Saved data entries

>> Begin

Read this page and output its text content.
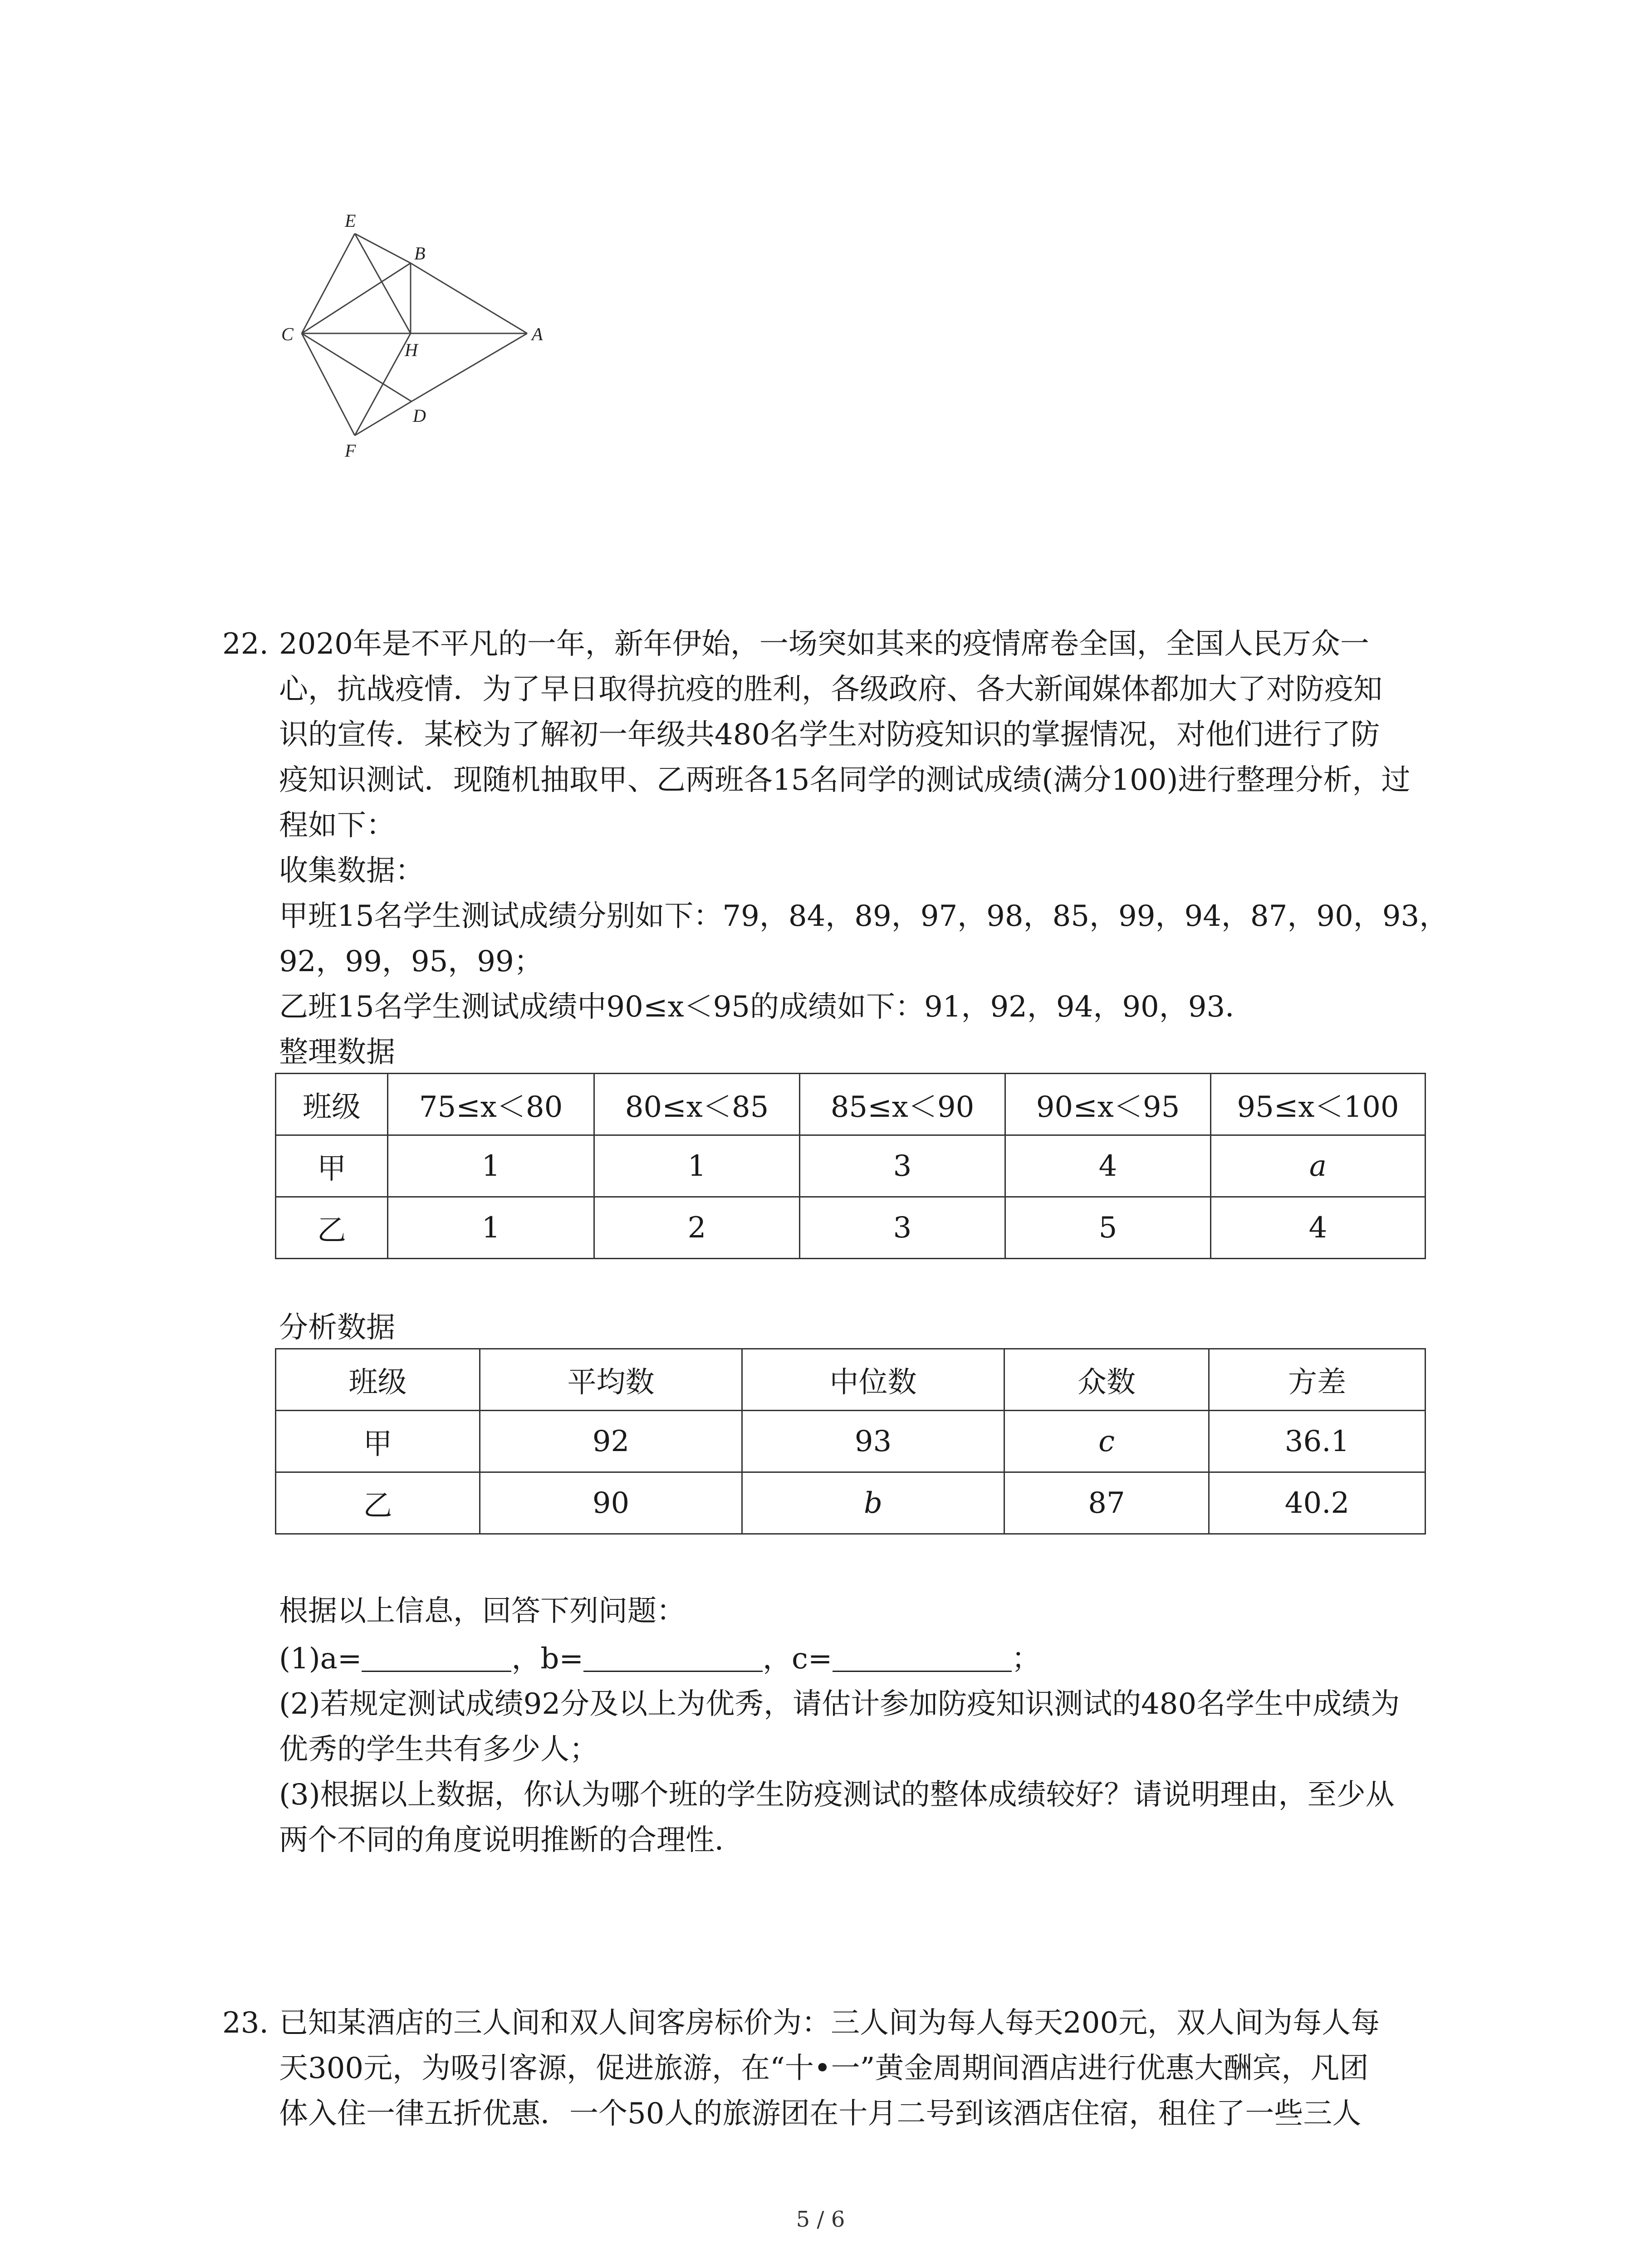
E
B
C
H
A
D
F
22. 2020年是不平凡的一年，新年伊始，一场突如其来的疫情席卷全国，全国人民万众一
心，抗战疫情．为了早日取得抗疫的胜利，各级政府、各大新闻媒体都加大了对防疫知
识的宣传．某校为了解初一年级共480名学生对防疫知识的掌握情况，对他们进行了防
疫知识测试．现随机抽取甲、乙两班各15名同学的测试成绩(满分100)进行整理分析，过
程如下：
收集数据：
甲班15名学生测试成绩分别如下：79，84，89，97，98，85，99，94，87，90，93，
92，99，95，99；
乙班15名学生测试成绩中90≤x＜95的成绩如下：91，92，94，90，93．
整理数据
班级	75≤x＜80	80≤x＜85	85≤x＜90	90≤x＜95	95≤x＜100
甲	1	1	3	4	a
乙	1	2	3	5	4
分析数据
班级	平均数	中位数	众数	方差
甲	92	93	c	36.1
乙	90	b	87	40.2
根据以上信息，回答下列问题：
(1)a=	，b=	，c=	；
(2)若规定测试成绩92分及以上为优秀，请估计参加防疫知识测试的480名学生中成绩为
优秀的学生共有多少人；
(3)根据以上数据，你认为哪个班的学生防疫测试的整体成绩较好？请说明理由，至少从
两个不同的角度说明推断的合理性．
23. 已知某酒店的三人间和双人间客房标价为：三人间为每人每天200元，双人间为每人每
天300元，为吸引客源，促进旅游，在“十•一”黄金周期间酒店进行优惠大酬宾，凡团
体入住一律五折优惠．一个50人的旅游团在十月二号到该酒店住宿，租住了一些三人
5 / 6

>> End
>> Begin

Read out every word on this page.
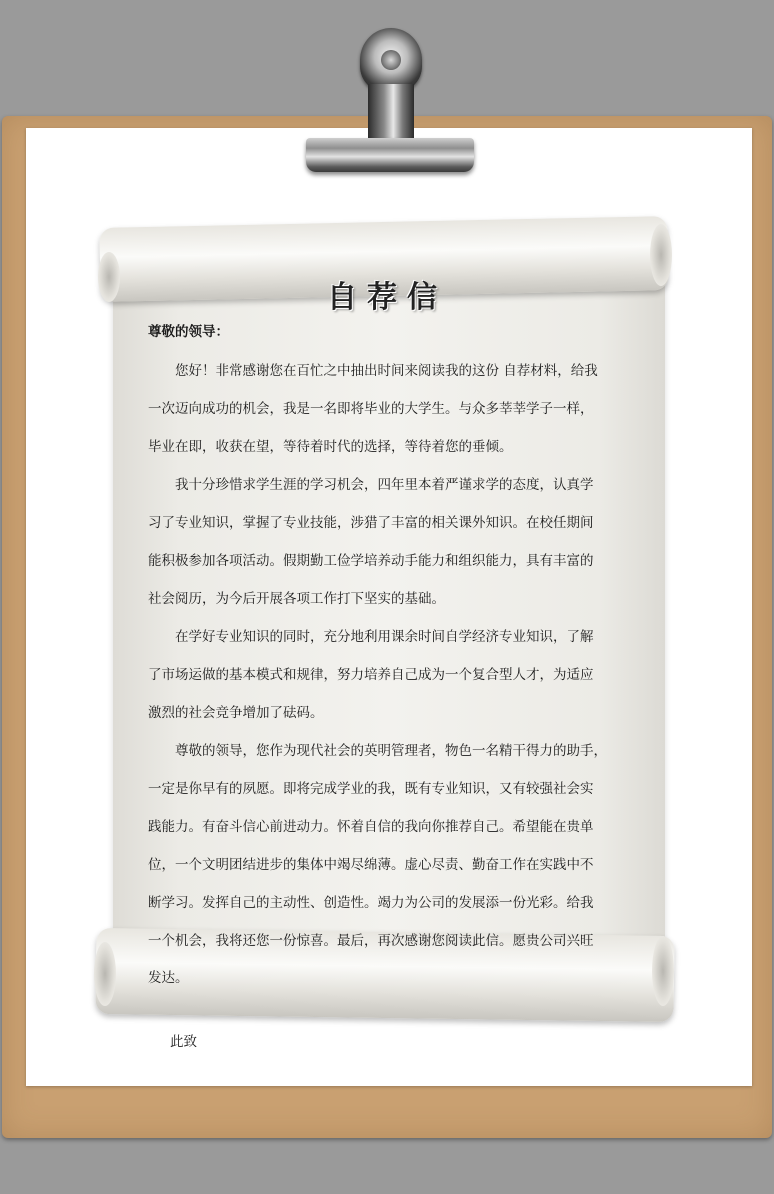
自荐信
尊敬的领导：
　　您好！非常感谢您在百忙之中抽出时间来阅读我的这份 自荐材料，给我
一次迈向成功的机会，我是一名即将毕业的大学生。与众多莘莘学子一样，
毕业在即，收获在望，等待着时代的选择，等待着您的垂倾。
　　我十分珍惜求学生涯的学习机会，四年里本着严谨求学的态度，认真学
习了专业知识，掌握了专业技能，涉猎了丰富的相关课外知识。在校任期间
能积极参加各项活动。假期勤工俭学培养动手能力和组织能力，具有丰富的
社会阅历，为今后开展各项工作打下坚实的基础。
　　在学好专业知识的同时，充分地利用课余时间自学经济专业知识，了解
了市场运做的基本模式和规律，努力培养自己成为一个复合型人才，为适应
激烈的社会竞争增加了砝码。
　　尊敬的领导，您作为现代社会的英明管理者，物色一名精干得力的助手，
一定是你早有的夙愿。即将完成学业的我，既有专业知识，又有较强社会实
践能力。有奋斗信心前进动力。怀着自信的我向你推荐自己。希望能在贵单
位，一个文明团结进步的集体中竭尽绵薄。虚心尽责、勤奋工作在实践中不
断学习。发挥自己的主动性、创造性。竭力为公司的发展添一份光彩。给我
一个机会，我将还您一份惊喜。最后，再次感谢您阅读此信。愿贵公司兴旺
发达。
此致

>> End
>> Begin

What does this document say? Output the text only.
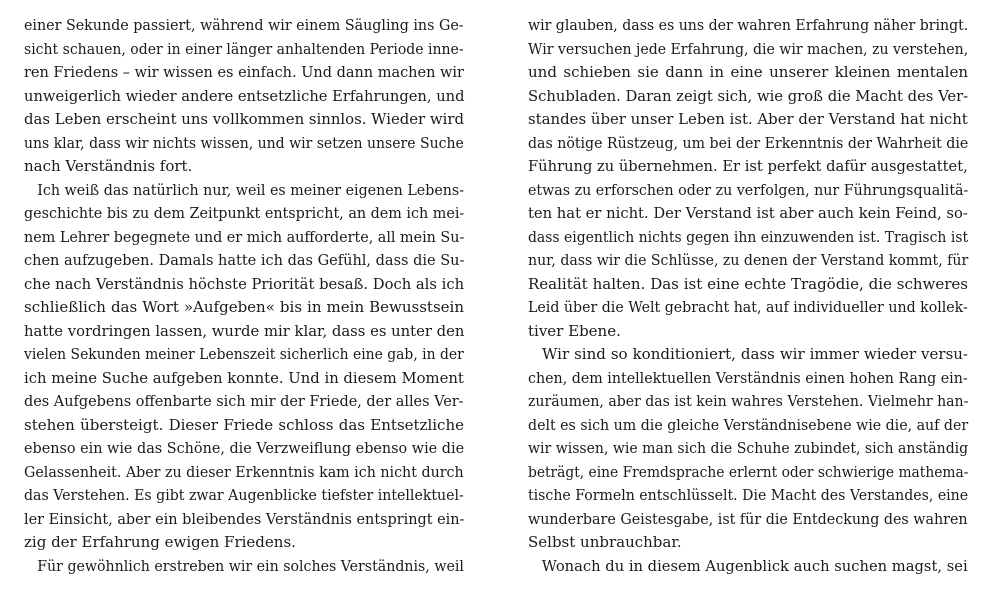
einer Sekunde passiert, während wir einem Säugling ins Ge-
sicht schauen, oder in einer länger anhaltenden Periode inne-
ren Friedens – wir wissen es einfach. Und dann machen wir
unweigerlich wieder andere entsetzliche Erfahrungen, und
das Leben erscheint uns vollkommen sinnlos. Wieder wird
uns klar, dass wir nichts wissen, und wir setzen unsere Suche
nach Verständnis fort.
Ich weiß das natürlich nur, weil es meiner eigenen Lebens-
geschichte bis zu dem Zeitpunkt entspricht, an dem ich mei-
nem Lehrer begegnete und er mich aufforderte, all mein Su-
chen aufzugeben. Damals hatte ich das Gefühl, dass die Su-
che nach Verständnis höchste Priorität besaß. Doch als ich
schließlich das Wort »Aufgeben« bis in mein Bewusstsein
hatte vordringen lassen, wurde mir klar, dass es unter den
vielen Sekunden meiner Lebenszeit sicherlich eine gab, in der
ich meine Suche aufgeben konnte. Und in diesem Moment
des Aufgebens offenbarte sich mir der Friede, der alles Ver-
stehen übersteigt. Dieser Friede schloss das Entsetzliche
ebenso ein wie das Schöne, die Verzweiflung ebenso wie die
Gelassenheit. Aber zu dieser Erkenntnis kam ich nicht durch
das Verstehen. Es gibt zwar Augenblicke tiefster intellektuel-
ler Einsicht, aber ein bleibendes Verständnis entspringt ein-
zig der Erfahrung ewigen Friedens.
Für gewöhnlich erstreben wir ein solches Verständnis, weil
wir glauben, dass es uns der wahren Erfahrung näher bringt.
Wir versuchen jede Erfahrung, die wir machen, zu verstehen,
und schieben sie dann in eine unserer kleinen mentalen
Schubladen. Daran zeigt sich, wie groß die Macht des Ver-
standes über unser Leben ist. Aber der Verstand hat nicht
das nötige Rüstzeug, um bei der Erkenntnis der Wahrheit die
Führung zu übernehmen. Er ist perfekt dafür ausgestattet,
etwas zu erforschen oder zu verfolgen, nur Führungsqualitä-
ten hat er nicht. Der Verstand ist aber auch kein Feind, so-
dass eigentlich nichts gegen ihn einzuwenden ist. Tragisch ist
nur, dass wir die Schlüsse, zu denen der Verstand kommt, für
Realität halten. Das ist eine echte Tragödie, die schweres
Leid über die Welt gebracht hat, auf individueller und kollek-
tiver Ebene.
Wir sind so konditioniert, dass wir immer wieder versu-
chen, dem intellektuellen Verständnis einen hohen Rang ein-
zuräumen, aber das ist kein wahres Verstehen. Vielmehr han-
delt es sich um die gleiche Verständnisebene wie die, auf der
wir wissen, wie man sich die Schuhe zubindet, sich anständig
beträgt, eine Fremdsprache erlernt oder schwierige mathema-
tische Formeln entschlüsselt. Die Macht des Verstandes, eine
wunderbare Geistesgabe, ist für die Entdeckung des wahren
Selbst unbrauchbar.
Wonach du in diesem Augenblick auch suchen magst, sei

>> End

* STATED PROBLEM
Look through the lines above and collect those with the word "Friedens".

* EXERCISE SOLUTION
ren Friedens – wir wissen es einfach. Und dann machen wir
zig der Erfahrung ewigen Friedens.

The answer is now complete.